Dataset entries
= = = =

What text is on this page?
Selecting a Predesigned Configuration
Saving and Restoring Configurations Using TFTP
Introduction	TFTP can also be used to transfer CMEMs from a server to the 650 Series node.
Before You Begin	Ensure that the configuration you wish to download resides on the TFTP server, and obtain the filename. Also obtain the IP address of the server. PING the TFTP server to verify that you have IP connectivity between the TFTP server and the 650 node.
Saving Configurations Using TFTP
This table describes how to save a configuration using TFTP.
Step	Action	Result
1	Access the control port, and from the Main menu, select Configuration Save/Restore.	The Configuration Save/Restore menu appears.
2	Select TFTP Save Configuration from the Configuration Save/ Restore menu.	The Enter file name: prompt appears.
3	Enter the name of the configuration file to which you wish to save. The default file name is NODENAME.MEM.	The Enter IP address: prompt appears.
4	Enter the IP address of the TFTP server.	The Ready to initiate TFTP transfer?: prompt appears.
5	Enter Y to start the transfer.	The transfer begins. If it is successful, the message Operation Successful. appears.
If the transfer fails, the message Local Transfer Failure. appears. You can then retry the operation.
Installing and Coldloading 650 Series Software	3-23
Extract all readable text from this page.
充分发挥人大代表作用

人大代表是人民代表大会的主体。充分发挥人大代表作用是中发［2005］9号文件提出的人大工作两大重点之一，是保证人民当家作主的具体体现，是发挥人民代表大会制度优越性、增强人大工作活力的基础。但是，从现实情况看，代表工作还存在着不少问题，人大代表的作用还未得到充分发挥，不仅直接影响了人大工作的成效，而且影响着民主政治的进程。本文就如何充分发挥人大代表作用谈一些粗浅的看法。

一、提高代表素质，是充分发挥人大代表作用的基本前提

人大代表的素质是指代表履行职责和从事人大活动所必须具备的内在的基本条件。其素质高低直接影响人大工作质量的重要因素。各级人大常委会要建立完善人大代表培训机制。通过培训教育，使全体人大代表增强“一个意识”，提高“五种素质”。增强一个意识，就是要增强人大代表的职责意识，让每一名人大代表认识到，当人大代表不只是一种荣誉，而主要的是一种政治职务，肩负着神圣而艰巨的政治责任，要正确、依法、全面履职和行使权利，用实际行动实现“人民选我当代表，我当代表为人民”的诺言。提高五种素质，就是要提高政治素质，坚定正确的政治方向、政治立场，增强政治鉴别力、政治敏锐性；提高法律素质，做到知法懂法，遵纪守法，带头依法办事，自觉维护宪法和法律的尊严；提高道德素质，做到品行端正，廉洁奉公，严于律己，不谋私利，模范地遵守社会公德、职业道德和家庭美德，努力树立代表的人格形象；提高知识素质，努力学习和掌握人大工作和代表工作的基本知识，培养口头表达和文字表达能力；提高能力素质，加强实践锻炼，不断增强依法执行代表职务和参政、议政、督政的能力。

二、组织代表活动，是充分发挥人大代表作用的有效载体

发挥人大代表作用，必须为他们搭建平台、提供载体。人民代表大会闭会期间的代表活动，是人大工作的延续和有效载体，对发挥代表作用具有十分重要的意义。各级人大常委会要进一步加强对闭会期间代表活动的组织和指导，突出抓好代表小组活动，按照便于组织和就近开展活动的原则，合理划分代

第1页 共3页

= = = =

_Exercise details:_ Output each record exactly, leaving nothing out.

_Result of the exercise:_
What text is on this page?
Selecting a Predesigned Configuration
Saving and Restoring Configurations Using TFTP
Introduction	TFTP can also be used to transfer CMEMs from a server to the 650 Series node.
Before You Begin	Ensure that the configuration you wish to download resides on the TFTP server, and obtain the filename. Also obtain the IP address of the server. PING the TFTP server to verify that you have IP connectivity between the TFTP server and the 650 node.
Saving Configurations Using TFTP
This table describes how to save a configuration using TFTP.
Step	Action	Result
1	Access the control port, and from the Main menu, select Configuration Save/Restore.	The Configuration Save/Restore menu appears.
2	Select TFTP Save Configuration from the Configuration Save/ Restore menu.	The Enter file name: prompt appears.
3	Enter the name of the configuration file to which you wish to save. The default file name is NODENAME.MEM.	The Enter IP address: prompt appears.
4	Enter the IP address of the TFTP server.	The Ready to initiate TFTP transfer?: prompt appears.
5	Enter Y to start the transfer.	The transfer begins. If it is successful, the message Operation Successful. appears.
If the transfer fails, the message Local Transfer Failure. appears. You can then retry the operation.
Installing and Coldloading 650 Series Software	3-23
Extract all readable text from this page.
充分发挥人大代表作用

人大代表是人民代表大会的主体。充分发挥人大代表作用是中发［2005］9号文件提出的人大工作两大重点之一，是保证人民当家作主的具体体现，是发挥人民代表大会制度优越性、增强人大工作活力的基础。但是，从现实情况看，代表工作还存在着不少问题，人大代表的作用还未得到充分发挥，不仅直接影响了人大工作的成效，而且影响着民主政治的进程。本文就如何充分发挥人大代表作用谈一些粗浅的看法。

一、提高代表素质，是充分发挥人大代表作用的基本前提

人大代表的素质是指代表履行职责和从事人大活动所必须具备的内在的基本条件。其素质高低直接影响人大工作质量的重要因素。各级人大常委会要建立完善人大代表培训机制。通过培训教育，使全体人大代表增强“一个意识”，提高“五种素质”。增强一个意识，就是要增强人大代表的职责意识，让每一名人大代表认识到，当人大代表不只是一种荣誉，而主要的是一种政治职务，肩负着神圣而艰巨的政治责任，要正确、依法、全面履职和行使权利，用实际行动实现“人民选我当代表，我当代表为人民”的诺言。提高五种素质，就是要提高政治素质，坚定正确的政治方向、政治立场，增强政治鉴别力、政治敏锐性；提高法律素质，做到知法懂法，遵纪守法，带头依法办事，自觉维护宪法和法律的尊严；提高道德素质，做到品行端正，廉洁奉公，严于律己，不谋私利，模范地遵守社会公德、职业道德和家庭美德，努力树立代表的人格形象；提高知识素质，努力学习和掌握人大工作和代表工作的基本知识，培养口头表达和文字表达能力；提高能力素质，加强实践锻炼，不断增强依法执行代表职务和参政、议政、督政的能力。

二、组织代表活动，是充分发挥人大代表作用的有效载体

发挥人大代表作用，必须为他们搭建平台、提供载体。人民代表大会闭会期间的代表活动，是人大工作的延续和有效载体，对发挥代表作用具有十分重要的意义。各级人大常委会要进一步加强对闭会期间代表活动的组织和指导，突出抓好代表小组活动，按照便于组织和就近开展活动的原则，合理划分代

第1页 共3页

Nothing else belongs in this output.